■ Exercise aim: Pull out every line in the records below that contains the word "title", copying each line in full.

■ Material supplied:
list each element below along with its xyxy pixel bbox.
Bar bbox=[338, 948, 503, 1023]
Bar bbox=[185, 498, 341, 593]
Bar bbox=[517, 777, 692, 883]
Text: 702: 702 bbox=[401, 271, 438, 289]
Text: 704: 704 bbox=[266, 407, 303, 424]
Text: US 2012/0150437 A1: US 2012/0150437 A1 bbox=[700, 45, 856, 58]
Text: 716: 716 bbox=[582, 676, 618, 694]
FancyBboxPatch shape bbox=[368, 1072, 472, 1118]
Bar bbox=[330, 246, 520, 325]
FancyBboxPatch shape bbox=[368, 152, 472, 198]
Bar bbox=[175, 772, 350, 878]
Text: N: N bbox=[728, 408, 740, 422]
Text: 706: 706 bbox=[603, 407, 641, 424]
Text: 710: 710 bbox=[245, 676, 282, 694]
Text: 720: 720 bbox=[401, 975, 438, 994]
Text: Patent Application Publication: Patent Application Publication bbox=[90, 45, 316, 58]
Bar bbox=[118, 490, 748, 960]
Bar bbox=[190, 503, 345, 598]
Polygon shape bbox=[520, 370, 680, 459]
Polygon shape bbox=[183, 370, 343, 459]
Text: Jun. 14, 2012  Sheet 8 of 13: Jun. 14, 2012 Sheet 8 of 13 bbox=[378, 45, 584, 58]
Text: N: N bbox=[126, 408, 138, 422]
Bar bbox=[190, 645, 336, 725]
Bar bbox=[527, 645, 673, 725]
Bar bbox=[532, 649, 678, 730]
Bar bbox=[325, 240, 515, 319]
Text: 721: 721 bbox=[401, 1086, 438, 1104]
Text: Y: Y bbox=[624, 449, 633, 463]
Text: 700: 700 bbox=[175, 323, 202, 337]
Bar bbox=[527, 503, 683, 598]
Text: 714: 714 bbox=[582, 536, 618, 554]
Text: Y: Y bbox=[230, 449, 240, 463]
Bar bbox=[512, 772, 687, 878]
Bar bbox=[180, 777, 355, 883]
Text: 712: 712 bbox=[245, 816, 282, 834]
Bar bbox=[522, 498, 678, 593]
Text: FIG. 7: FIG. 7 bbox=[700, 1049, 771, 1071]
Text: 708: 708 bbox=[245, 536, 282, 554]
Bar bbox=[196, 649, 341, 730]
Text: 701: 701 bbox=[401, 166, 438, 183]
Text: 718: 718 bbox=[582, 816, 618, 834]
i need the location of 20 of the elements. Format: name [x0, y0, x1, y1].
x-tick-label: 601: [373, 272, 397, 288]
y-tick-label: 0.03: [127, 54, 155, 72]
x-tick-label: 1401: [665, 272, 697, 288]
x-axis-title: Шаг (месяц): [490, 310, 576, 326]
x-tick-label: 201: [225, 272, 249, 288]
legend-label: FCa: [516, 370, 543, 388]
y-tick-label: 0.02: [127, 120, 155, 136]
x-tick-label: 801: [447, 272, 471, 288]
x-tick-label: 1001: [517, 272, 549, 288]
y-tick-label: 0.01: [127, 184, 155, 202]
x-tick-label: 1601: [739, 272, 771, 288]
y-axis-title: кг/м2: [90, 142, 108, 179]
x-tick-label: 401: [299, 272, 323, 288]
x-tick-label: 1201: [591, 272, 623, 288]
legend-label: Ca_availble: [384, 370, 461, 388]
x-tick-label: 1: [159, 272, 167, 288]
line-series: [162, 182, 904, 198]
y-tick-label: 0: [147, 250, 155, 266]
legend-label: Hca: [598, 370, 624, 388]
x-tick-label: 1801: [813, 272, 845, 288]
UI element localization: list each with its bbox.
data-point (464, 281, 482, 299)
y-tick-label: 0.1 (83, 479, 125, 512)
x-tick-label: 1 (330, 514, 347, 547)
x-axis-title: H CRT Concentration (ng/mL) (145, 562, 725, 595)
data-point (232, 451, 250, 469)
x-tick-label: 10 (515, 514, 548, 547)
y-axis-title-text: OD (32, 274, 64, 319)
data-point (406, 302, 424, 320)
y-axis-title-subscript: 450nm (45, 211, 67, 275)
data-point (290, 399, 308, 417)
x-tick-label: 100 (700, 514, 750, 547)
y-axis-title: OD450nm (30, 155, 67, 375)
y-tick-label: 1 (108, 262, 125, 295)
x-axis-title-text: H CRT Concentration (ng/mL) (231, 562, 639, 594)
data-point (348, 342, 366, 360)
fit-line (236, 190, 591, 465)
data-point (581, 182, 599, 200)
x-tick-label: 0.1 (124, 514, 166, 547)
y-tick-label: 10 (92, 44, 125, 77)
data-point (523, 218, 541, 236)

■ The completed task:
x-axis-title: Шаг (месяц): [490, 310, 576, 326]
y-axis-title: кг/м2: [90, 142, 108, 179]
x-axis-title: H CRT Concentration (ng/mL) (145, 562, 725, 595)
y-axis-title-text: OD (32, 274, 64, 319)
y-axis-title-subscript: 450nm (45, 211, 67, 275)
y-axis-title: OD450nm (30, 155, 67, 375)
x-axis-title-text: H CRT Concentration (ng/mL) (231, 562, 639, 594)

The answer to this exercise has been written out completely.